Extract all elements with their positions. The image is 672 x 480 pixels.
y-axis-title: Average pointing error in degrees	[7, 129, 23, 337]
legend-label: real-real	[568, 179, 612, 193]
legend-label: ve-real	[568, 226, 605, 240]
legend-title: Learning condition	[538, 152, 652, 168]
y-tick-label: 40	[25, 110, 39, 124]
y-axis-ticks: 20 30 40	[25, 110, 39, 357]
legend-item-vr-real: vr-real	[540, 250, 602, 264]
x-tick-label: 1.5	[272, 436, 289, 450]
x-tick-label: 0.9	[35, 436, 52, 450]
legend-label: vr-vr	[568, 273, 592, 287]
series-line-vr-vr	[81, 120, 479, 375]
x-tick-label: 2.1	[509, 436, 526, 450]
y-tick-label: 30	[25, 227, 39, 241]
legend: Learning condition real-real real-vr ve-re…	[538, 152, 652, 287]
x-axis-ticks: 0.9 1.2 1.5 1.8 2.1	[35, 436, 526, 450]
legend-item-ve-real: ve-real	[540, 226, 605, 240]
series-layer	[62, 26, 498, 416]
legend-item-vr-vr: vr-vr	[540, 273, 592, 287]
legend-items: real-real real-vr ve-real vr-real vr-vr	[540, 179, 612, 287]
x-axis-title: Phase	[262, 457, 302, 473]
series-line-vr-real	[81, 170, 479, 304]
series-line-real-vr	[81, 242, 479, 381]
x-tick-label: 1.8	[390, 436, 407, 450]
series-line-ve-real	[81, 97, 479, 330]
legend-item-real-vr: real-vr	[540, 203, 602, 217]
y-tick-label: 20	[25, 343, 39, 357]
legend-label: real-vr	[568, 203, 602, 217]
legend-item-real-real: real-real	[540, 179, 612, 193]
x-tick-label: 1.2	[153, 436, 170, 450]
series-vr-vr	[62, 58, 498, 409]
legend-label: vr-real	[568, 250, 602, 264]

* **THE REQUEST**: Rewrite everything from the first of the rows above down to the line containing "110, 39, 124]", inclusive, as a Markdown table with two columns, "No." for the row number and "Line" for the text of that line, leaving out any blank lines.

* **ANSWER TO THE EXERCISE**:
| No. | Line |
|---|---|
| 1 | Extract all elements with their positions. The image is 672 x 480 pixels. |
| 2 | y-axis-title: Average pointing error in degrees	[7, 129, 23, 337] |
| 3 | legend-label: real-real	[568, 179, 612, 193] |
| 4 | legend-label: ve-real	[568, 226, 605, 240] |
| 5 | legend-title: Learning condition	[538, 152, 652, 168] |
| 6 | y-tick-label: 40	[25, 110, 39, 124] |